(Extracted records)
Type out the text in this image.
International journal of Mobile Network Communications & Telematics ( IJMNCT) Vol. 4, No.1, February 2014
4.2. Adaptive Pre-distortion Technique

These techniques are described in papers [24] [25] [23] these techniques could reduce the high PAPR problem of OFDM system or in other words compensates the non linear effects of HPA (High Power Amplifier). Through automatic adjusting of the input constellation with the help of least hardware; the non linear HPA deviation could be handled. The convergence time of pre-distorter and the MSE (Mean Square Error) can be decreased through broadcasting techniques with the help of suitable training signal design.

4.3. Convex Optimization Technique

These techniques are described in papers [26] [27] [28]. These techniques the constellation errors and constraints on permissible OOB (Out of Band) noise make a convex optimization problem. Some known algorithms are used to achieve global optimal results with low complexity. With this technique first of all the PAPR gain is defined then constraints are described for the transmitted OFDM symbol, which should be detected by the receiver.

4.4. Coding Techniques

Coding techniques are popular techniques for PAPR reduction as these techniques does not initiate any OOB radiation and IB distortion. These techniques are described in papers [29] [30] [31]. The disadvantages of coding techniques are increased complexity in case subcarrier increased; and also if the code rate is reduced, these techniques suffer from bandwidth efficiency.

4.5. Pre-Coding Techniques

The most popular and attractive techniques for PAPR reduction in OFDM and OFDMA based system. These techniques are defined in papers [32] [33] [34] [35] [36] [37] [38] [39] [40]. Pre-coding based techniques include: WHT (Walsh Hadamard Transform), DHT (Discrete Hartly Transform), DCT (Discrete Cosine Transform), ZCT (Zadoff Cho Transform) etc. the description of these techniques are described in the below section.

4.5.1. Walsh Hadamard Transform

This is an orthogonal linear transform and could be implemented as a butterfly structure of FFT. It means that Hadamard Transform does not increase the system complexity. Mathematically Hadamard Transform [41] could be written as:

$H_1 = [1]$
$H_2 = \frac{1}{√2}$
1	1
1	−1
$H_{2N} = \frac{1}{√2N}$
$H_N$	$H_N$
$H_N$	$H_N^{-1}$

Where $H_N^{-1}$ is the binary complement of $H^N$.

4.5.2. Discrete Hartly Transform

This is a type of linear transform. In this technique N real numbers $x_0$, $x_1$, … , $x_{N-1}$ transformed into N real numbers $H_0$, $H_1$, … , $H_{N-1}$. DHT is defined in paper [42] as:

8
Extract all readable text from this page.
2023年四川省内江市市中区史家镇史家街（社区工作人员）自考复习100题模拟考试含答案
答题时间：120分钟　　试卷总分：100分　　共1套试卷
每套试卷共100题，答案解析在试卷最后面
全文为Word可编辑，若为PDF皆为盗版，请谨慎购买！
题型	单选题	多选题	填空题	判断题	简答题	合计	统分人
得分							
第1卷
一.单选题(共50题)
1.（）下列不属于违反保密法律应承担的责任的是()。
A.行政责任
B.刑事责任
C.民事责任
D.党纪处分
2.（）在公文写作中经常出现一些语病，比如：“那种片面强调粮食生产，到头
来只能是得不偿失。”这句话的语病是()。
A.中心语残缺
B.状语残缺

### BRIEF
List the lines that contain the word "from".

### WRITTEN RESPONSE
Coding techniques are popular techniques for PAPR reduction as these techniques does not initiate any OOB radiation and IB distortion. These techniques are described in papers [29] [30] [31]. The disadvantages of coding techniques are increased complexity in case subcarrier increased; and also if the code rate is reduced, these techniques suffer from bandwidth efficiency.
Extract all readable text from this page.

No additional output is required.